##### EXERCISE INPUT #####

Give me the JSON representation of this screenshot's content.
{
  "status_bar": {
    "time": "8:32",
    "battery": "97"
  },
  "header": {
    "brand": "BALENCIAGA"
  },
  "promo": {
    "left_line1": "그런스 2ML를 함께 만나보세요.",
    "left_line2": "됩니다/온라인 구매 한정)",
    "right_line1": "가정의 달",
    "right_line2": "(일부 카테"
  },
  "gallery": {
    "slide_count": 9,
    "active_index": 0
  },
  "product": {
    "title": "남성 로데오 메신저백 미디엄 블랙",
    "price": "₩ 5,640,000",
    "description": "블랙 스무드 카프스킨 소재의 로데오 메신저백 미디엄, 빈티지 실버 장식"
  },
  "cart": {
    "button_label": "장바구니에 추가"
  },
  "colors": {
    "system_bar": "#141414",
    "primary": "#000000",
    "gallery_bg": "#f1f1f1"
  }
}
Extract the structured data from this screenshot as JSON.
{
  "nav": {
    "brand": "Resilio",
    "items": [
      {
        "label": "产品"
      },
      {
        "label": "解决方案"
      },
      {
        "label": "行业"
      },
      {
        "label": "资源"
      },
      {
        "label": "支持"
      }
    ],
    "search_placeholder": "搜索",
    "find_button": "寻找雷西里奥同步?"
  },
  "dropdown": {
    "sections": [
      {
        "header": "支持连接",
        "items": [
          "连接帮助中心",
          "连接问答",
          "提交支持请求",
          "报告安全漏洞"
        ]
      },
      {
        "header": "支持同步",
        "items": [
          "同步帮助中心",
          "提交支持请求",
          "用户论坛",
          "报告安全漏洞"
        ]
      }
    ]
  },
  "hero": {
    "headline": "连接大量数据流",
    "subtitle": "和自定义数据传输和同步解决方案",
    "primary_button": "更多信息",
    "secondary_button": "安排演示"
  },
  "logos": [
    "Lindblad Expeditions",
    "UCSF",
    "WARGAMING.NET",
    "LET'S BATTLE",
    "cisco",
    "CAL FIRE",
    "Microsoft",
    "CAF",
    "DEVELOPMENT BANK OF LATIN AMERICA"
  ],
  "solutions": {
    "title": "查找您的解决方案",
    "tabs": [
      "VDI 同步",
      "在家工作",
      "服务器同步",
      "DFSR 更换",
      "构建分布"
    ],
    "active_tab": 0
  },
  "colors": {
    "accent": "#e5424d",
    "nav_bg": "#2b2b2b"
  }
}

#####

YOUR TASK: Reproduce the listing above word for word.

THE RESPONSE:
Give me the JSON representation of this screenshot's content.
{
  "status_bar": {
    "time": "8:32",
    "battery": "97"
  },
  "header": {
    "brand": "BALENCIAGA"
  },
  "promo": {
    "left_line1": "그런스 2ML를 함께 만나보세요.",
    "left_line2": "됩니다/온라인 구매 한정)",
    "right_line1": "가정의 달",
    "right_line2": "(일부 카테"
  },
  "gallery": {
    "slide_count": 9,
    "active_index": 0
  },
  "product": {
    "title": "남성 로데오 메신저백 미디엄 블랙",
    "price": "₩ 5,640,000",
    "description": "블랙 스무드 카프스킨 소재의 로데오 메신저백 미디엄, 빈티지 실버 장식"
  },
  "cart": {
    "button_label": "장바구니에 추가"
  },
  "colors": {
    "system_bar": "#141414",
    "primary": "#000000",
    "gallery_bg": "#f1f1f1"
  }
}
Extract the structured data from this screenshot as JSON.
{
  "nav": {
    "brand": "Resilio",
    "items": [
      {
        "label": "产品"
      },
      {
        "label": "解决方案"
      },
      {
        "label": "行业"
      },
      {
        "label": "资源"
      },
      {
        "label": "支持"
      }
    ],
    "search_placeholder": "搜索",
    "find_button": "寻找雷西里奥同步?"
  },
  "dropdown": {
    "sections": [
      {
        "header": "支持连接",
        "items": [
          "连接帮助中心",
          "连接问答",
          "提交支持请求",
          "报告安全漏洞"
        ]
      },
      {
        "header": "支持同步",
        "items": [
          "同步帮助中心",
          "提交支持请求",
          "用户论坛",
          "报告安全漏洞"
        ]
      }
    ]
  },
  "hero": {
    "headline": "连接大量数据流",
    "subtitle": "和自定义数据传输和同步解决方案",
    "primary_button": "更多信息",
    "secondary_button": "安排演示"
  },
  "logos": [
    "Lindblad Expeditions",
    "UCSF",
    "WARGAMING.NET",
    "LET'S BATTLE",
    "cisco",
    "CAL FIRE",
    "Microsoft",
    "CAF",
    "DEVELOPMENT BANK OF LATIN AMERICA"
  ],
  "solutions": {
    "title": "查找您的解决方案",
    "tabs": [
      "VDI 同步",
      "在家工作",
      "服务器同步",
      "DFSR 更换",
      "构建分布"
    ],
    "active_tab": 0
  },
  "colors": {
    "accent": "#e5424d",
    "nav_bg": "#2b2b2b"
  }
}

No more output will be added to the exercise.